Extract the complete listing and repeat it word for word.

● **Data in this exercise**
....

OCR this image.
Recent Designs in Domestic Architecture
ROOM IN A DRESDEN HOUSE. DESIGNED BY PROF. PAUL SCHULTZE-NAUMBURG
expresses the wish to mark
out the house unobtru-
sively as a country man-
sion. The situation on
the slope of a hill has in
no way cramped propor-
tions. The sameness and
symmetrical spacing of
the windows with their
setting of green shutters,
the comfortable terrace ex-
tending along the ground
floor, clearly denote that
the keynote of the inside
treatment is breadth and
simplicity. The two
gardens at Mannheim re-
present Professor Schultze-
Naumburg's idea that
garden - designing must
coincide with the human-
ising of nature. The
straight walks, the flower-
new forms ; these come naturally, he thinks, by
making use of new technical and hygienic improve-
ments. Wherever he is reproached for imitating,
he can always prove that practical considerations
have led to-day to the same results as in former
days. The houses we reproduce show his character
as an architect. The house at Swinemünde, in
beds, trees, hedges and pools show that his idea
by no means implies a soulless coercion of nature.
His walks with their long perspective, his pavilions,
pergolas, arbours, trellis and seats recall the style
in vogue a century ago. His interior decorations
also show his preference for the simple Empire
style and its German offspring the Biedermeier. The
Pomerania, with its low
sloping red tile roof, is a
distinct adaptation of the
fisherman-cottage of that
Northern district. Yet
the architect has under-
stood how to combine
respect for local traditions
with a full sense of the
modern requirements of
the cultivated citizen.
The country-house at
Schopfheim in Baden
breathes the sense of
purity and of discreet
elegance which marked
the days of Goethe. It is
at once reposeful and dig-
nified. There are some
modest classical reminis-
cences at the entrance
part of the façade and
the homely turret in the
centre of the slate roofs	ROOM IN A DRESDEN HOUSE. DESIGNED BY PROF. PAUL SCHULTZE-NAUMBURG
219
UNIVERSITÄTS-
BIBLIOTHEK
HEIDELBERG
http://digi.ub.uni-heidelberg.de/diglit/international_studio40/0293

....

● **Reply**
OCR this image.
Recent Designs in Domestic Architecture
ROOM IN A DRESDEN HOUSE. DESIGNED BY PROF. PAUL SCHULTZE-NAUMBURG
expresses the wish to mark
out the house unobtru-
sively as a country man-
sion. The situation on
the slope of a hill has in
no way cramped propor-
tions. The sameness and
symmetrical spacing of
the windows with their
setting of green shutters,
the comfortable terrace ex-
tending along the ground
floor, clearly denote that
the keynote of the inside
treatment is breadth and
simplicity. The two
gardens at Mannheim re-
present Professor Schultze-
Naumburg's idea that
garden - designing must
coincide with the human-
ising of nature. The
straight walks, the flower-
new forms ; these come naturally, he thinks, by
making use of new technical and hygienic improve-
ments. Wherever he is reproached for imitating,
he can always prove that practical considerations
have led to-day to the same results as in former
days. The houses we reproduce show his character
as an architect. The house at Swinemünde, in
beds, trees, hedges and pools show that his idea
by no means implies a soulless coercion of nature.
His walks with their long perspective, his pavilions,
pergolas, arbours, trellis and seats recall the style
in vogue a century ago. His interior decorations
also show his preference for the simple Empire
style and its German offspring the Biedermeier. The
Pomerania, with its low
sloping red tile roof, is a
distinct adaptation of the
fisherman-cottage of that
Northern district. Yet
the architect has under-
stood how to combine
respect for local traditions
with a full sense of the
modern requirements of
the cultivated citizen.
The country-house at
Schopfheim in Baden
breathes the sense of
purity and of discreet
elegance which marked
the days of Goethe. It is
at once reposeful and dig-
nified. There are some
modest classical reminis-
cences at the entrance
part of the façade and
the homely turret in the
centre of the slate roofs	ROOM IN A DRESDEN HOUSE. DESIGNED BY PROF. PAUL SCHULTZE-NAUMBURG
219
UNIVERSITÄTS-
BIBLIOTHEK
HEIDELBERG
http://digi.ub.uni-heidelberg.de/diglit/international_studio40/0293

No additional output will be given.